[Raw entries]
- - - - -

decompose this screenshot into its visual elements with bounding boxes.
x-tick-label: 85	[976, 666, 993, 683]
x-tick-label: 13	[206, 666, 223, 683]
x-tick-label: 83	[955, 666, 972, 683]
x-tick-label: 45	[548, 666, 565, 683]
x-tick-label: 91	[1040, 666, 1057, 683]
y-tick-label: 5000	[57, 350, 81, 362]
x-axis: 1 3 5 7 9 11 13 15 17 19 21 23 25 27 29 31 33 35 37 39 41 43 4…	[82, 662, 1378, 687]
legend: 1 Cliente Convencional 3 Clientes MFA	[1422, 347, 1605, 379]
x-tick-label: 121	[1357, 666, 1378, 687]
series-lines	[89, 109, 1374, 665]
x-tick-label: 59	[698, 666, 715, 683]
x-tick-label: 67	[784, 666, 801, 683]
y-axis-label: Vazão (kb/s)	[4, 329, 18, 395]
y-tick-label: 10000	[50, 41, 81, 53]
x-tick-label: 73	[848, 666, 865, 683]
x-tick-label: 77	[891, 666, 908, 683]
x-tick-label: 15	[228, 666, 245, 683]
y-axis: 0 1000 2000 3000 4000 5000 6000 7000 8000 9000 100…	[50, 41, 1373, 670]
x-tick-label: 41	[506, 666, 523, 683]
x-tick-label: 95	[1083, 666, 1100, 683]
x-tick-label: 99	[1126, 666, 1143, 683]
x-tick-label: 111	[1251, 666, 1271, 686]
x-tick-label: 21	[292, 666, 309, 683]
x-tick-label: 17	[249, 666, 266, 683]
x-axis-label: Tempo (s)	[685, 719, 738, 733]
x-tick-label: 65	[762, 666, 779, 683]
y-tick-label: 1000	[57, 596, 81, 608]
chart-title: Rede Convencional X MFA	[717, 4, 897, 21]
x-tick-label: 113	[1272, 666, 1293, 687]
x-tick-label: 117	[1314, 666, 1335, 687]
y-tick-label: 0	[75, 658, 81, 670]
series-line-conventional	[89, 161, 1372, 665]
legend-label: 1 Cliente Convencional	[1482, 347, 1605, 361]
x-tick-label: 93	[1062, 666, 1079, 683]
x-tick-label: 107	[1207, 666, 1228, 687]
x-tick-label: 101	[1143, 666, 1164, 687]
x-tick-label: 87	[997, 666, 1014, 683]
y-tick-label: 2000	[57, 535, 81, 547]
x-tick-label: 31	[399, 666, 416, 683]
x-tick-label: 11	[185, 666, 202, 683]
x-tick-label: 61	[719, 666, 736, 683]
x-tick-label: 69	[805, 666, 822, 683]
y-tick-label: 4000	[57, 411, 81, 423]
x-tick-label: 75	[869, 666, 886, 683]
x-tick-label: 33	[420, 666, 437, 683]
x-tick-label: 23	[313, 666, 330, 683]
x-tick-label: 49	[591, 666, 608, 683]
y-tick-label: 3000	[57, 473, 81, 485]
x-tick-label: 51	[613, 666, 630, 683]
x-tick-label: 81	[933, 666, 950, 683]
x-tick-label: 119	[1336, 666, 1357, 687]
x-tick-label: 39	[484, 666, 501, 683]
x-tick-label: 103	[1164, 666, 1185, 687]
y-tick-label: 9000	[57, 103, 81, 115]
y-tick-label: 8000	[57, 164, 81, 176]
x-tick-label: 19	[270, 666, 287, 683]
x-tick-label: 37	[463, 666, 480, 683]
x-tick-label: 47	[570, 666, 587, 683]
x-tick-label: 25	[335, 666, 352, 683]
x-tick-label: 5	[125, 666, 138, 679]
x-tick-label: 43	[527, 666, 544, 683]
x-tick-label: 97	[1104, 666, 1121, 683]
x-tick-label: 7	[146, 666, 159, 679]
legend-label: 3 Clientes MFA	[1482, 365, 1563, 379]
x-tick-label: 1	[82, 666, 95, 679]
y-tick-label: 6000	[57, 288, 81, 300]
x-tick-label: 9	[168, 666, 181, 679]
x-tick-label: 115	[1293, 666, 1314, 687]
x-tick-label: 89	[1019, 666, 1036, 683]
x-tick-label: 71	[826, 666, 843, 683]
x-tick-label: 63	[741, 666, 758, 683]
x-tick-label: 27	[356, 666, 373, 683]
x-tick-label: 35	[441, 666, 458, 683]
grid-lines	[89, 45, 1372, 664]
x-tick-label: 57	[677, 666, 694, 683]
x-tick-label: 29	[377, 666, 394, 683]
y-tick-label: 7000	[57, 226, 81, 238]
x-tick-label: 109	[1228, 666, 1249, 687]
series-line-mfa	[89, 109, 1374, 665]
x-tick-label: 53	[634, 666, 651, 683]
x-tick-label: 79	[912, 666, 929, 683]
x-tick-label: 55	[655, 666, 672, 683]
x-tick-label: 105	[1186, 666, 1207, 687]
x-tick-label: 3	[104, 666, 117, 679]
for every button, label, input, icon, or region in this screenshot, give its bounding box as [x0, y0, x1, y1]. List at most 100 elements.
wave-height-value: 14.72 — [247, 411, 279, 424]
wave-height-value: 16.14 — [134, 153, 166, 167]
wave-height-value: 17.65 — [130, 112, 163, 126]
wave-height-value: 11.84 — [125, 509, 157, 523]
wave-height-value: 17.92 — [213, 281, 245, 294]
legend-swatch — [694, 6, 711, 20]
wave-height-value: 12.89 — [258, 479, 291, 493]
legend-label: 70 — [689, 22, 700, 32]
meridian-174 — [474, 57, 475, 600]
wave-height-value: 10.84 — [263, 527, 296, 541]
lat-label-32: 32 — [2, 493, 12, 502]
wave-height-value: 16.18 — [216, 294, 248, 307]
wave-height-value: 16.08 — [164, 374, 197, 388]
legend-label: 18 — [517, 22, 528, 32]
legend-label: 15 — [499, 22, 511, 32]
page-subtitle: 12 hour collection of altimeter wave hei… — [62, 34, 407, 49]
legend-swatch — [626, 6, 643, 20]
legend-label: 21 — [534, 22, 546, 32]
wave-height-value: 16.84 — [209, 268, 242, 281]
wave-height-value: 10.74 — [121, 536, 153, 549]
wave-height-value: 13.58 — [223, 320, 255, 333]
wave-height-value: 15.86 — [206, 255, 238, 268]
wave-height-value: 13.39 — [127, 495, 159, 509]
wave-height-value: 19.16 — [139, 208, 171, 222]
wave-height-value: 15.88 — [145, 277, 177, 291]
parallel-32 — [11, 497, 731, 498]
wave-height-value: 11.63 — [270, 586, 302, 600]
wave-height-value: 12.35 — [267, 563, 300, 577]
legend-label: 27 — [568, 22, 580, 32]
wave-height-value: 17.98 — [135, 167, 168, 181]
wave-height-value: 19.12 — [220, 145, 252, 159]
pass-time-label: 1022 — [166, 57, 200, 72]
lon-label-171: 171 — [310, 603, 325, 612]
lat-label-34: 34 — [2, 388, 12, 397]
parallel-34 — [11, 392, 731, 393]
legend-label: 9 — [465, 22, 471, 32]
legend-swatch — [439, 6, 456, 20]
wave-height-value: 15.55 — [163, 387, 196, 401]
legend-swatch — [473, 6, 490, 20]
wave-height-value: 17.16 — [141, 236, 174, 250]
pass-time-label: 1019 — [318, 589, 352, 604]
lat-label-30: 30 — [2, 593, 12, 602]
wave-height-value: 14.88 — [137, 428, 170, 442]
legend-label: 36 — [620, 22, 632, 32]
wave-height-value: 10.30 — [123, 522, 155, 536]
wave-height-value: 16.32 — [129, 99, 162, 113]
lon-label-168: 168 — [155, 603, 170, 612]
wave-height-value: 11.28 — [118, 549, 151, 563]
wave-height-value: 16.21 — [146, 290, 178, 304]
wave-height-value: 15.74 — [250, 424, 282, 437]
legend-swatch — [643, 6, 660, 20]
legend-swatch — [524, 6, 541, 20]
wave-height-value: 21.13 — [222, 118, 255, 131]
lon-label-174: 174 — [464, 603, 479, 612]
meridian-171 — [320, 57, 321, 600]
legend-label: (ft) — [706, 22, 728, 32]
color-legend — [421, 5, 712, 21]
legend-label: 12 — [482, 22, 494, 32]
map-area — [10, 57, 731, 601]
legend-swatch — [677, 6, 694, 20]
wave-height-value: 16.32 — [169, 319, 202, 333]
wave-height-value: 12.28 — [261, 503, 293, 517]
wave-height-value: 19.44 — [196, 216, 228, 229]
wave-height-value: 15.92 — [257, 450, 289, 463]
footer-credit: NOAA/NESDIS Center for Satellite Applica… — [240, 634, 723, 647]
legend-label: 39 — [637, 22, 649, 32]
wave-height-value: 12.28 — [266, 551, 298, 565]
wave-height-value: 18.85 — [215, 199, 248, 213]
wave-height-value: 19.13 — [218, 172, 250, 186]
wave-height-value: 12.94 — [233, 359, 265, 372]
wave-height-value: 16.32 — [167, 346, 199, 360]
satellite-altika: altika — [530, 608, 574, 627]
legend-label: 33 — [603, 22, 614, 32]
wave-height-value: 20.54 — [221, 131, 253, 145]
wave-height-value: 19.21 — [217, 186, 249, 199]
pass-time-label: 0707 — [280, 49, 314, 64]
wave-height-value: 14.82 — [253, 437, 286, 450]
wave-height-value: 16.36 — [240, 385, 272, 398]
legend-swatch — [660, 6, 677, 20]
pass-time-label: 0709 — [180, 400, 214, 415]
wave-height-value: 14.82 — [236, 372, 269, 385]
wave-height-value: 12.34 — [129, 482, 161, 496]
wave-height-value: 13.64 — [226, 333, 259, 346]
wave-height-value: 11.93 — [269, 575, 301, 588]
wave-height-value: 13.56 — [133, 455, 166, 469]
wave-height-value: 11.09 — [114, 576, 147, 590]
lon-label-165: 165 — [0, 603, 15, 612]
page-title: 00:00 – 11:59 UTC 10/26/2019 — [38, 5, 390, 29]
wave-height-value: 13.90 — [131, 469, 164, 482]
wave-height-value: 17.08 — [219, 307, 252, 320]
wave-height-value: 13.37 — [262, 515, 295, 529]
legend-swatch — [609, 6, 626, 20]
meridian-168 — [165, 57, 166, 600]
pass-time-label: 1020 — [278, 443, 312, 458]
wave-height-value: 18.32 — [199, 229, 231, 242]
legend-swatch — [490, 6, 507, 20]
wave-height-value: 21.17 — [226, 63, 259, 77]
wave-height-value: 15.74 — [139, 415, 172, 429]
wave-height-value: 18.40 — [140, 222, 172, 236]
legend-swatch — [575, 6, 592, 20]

- - - - -

Task instructions >>
Copy out the lines verbatim, beginning with the first line of the entries and stopping after the line that contains "666, 1378, 687]".

Solved problem >>
decompose this screenshot into its visual elements with bounding boxes.
x-tick-label: 85	[976, 666, 993, 683]
x-tick-label: 13	[206, 666, 223, 683]
x-tick-label: 83	[955, 666, 972, 683]
x-tick-label: 45	[548, 666, 565, 683]
x-tick-label: 91	[1040, 666, 1057, 683]
y-tick-label: 5000	[57, 350, 81, 362]
x-axis: 1 3 5 7 9 11 13 15 17 19 21 23 25 27 29 31 33 35 37 39 41 43 4…	[82, 662, 1378, 687]
legend: 1 Cliente Convencional 3 Clientes MFA	[1422, 347, 1605, 379]
x-tick-label: 121	[1357, 666, 1378, 687]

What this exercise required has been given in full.